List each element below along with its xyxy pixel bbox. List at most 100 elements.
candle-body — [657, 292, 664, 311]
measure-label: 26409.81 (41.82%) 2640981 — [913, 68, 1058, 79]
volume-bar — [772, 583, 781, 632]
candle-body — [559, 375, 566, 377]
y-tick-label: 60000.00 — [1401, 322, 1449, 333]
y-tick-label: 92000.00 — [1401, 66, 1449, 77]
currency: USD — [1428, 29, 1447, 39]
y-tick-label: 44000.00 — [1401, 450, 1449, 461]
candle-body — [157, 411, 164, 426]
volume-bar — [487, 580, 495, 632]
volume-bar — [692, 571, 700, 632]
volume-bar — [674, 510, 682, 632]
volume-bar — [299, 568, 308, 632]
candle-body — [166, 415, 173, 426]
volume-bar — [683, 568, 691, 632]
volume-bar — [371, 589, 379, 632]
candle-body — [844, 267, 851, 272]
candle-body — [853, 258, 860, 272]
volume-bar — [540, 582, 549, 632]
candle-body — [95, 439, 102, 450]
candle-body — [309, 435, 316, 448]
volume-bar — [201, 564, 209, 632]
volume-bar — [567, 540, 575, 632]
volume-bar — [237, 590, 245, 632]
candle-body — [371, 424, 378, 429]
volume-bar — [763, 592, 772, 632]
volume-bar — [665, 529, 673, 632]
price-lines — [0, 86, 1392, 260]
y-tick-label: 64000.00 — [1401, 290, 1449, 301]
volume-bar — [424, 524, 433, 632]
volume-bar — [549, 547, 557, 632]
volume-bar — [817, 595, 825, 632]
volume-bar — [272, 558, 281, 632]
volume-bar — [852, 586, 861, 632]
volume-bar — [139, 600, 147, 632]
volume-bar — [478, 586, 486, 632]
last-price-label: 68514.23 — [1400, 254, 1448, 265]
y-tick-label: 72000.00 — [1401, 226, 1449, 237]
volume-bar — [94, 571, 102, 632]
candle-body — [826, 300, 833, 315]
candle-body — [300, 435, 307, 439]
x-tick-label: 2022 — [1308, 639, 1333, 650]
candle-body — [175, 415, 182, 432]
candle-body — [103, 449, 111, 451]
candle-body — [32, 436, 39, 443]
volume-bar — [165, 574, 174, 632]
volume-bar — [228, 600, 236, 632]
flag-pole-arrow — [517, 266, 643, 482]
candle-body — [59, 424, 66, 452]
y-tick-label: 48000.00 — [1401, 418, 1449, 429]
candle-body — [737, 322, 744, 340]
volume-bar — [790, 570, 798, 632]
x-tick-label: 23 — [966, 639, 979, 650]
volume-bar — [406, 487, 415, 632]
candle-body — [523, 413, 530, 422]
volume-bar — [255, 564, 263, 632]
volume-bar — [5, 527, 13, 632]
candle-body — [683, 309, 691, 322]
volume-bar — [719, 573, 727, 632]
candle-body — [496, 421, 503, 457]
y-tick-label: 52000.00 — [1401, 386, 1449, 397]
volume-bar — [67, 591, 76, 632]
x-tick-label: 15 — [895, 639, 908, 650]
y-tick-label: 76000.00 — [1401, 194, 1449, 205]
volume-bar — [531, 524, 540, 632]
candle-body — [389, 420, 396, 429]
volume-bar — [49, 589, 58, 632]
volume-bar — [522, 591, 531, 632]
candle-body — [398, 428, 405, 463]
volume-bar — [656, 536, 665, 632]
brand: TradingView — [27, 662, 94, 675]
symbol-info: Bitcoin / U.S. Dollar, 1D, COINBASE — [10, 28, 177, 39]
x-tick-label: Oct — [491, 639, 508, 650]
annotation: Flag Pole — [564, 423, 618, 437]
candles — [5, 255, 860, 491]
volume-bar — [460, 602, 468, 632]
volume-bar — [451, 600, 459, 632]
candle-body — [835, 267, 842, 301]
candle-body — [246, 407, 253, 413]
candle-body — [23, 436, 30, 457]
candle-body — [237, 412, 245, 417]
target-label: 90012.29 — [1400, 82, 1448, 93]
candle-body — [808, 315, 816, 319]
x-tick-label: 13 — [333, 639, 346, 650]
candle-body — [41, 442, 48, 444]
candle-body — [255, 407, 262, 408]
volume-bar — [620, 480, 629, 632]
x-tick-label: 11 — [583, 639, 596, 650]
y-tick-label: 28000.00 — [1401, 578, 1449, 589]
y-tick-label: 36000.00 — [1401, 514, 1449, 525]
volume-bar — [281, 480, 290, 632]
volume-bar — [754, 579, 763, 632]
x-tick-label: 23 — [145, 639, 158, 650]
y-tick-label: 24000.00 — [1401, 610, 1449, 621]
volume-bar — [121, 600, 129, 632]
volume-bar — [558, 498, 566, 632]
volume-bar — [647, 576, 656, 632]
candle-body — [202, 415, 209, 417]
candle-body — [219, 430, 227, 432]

Required work
Print the material verbatim, from its first line through the line containing "candle-body — [371, 424, 378, 429]", with both of those lines included.

Correct result
List each element below along with its xyxy pixel bbox. List at most 100 elements.
candle-body — [657, 292, 664, 311]
measure-label: 26409.81 (41.82%) 2640981 — [913, 68, 1058, 79]
volume-bar — [772, 583, 781, 632]
candle-body — [559, 375, 566, 377]
y-tick-label: 60000.00 — [1401, 322, 1449, 333]
y-tick-label: 92000.00 — [1401, 66, 1449, 77]
currency: USD — [1428, 29, 1447, 39]
y-tick-label: 44000.00 — [1401, 450, 1449, 461]
candle-body — [157, 411, 164, 426]
volume-bar — [487, 580, 495, 632]
volume-bar — [692, 571, 700, 632]
volume-bar — [674, 510, 682, 632]
volume-bar — [299, 568, 308, 632]
candle-body — [166, 415, 173, 426]
volume-bar — [683, 568, 691, 632]
volume-bar — [371, 589, 379, 632]
candle-body — [844, 267, 851, 272]
candle-body — [853, 258, 860, 272]
volume-bar — [540, 582, 549, 632]
candle-body — [95, 439, 102, 450]
candle-body — [309, 435, 316, 448]
volume-bar — [201, 564, 209, 632]
volume-bar — [567, 540, 575, 632]
volume-bar — [237, 590, 245, 632]
candle-body — [371, 424, 378, 429]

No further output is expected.